### Directions
Gather each line of the records where "Equity" appears.

### Dataset rows
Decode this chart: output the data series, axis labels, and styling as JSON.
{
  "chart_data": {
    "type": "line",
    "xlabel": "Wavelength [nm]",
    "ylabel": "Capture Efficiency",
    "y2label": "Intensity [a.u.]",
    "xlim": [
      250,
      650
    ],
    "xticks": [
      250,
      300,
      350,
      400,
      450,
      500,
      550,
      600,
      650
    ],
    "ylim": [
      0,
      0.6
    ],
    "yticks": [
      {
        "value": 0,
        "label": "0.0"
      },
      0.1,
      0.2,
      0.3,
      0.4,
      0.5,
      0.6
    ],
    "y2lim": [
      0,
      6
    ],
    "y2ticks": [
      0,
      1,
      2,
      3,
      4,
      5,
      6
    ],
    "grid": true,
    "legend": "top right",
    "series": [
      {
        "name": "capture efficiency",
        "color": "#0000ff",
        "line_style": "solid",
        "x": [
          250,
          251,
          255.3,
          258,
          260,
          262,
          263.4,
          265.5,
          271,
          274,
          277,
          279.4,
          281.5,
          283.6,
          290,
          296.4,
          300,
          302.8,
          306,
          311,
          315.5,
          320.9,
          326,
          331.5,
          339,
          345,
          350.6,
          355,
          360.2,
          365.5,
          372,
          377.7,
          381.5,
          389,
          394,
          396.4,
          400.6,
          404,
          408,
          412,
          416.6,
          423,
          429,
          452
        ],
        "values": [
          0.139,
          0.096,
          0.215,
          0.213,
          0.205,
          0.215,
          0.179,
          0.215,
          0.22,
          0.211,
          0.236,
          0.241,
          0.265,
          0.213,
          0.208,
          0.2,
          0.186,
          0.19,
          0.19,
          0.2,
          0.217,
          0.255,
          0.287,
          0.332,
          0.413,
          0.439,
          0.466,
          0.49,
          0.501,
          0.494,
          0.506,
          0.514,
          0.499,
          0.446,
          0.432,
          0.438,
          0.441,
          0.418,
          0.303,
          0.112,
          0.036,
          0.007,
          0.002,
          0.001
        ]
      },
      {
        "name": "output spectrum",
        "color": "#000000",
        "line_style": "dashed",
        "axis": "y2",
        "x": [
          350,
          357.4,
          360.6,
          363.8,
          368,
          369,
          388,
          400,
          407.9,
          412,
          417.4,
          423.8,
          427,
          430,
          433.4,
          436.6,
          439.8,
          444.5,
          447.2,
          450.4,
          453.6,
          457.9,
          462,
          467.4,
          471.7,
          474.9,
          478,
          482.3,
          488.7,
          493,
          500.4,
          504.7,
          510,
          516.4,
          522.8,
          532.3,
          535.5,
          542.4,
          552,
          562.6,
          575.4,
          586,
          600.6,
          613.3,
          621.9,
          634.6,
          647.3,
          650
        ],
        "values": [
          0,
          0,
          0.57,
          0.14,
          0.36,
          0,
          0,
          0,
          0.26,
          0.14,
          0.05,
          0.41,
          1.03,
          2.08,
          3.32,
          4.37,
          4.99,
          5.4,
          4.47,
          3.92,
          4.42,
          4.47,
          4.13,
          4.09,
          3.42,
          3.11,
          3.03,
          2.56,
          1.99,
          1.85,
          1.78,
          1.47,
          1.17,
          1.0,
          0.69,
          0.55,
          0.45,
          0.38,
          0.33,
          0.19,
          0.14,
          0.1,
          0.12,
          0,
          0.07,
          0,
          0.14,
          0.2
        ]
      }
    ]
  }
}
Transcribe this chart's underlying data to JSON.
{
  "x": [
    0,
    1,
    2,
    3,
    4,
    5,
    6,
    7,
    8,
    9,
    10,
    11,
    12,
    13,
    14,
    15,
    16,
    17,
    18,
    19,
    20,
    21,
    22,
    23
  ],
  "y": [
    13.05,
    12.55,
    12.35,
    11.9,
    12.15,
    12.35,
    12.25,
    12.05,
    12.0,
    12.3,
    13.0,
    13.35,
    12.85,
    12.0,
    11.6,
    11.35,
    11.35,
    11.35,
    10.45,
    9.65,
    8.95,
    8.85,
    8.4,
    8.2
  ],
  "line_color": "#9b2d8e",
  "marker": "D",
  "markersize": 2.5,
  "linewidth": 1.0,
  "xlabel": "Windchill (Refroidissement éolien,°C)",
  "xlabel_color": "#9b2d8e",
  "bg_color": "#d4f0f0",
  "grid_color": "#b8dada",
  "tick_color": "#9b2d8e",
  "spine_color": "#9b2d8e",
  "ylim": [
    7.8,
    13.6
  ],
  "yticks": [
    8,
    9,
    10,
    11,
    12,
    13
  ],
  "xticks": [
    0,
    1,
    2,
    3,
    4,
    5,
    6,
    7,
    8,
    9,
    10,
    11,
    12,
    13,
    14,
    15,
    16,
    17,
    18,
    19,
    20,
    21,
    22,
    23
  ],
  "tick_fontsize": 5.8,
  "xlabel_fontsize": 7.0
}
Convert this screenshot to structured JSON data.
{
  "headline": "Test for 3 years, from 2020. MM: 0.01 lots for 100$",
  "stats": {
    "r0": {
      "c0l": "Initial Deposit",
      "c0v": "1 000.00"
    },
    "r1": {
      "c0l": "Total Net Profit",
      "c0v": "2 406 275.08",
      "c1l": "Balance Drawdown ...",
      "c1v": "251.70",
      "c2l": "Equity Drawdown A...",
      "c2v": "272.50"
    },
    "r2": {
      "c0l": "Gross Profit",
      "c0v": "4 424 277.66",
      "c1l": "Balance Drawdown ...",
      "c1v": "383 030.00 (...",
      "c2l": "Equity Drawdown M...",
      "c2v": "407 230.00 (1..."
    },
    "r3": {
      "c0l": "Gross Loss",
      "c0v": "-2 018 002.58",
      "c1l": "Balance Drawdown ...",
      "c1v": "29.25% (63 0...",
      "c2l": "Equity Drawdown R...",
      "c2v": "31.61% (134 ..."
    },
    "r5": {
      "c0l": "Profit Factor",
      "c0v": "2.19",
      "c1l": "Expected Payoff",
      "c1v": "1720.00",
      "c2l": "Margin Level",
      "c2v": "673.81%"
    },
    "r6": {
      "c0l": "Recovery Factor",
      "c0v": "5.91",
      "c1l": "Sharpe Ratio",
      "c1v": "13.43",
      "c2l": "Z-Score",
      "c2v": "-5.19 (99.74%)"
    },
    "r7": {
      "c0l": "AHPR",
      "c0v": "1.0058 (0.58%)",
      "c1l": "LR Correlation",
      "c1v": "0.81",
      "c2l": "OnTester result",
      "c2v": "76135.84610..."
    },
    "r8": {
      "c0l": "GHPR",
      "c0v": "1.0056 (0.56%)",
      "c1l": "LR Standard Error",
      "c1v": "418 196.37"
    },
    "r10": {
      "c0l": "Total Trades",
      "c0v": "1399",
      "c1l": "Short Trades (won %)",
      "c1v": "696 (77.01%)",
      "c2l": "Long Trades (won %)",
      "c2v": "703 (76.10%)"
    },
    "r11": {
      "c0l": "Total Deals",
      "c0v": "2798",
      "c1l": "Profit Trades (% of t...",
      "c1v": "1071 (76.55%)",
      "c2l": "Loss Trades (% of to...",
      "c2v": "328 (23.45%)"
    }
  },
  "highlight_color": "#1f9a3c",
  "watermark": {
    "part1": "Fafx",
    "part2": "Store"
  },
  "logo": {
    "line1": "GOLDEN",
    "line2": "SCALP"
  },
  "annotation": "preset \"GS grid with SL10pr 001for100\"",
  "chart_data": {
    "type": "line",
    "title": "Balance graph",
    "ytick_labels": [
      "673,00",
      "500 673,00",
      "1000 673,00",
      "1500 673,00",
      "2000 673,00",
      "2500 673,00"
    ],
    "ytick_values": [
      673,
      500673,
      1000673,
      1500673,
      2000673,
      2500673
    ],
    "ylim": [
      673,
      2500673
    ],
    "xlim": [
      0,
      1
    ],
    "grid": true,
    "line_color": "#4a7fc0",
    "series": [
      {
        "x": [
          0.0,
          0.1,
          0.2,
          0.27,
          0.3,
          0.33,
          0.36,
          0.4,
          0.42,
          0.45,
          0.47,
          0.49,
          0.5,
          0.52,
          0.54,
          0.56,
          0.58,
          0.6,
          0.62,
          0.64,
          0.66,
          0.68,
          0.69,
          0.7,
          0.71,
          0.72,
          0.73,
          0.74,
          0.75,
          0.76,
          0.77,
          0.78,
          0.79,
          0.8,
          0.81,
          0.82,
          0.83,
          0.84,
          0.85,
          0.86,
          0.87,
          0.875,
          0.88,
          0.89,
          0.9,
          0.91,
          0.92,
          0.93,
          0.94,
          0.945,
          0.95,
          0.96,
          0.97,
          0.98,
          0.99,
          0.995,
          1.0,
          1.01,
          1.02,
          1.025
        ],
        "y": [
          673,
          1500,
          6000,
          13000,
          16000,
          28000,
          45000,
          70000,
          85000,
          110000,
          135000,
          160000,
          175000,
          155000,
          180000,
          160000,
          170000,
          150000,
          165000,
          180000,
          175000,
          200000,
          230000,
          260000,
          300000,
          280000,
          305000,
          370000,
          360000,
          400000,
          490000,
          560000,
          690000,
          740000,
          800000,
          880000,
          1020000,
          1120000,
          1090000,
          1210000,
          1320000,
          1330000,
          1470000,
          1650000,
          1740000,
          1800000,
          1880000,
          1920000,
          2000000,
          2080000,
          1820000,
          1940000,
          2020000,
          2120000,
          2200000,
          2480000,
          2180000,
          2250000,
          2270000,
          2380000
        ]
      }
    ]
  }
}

### Result of the task
      "c2l": "Equity Drawdown A...",
      "c2l": "Equity Drawdown M...",
      "c2l": "Equity Drawdown R...",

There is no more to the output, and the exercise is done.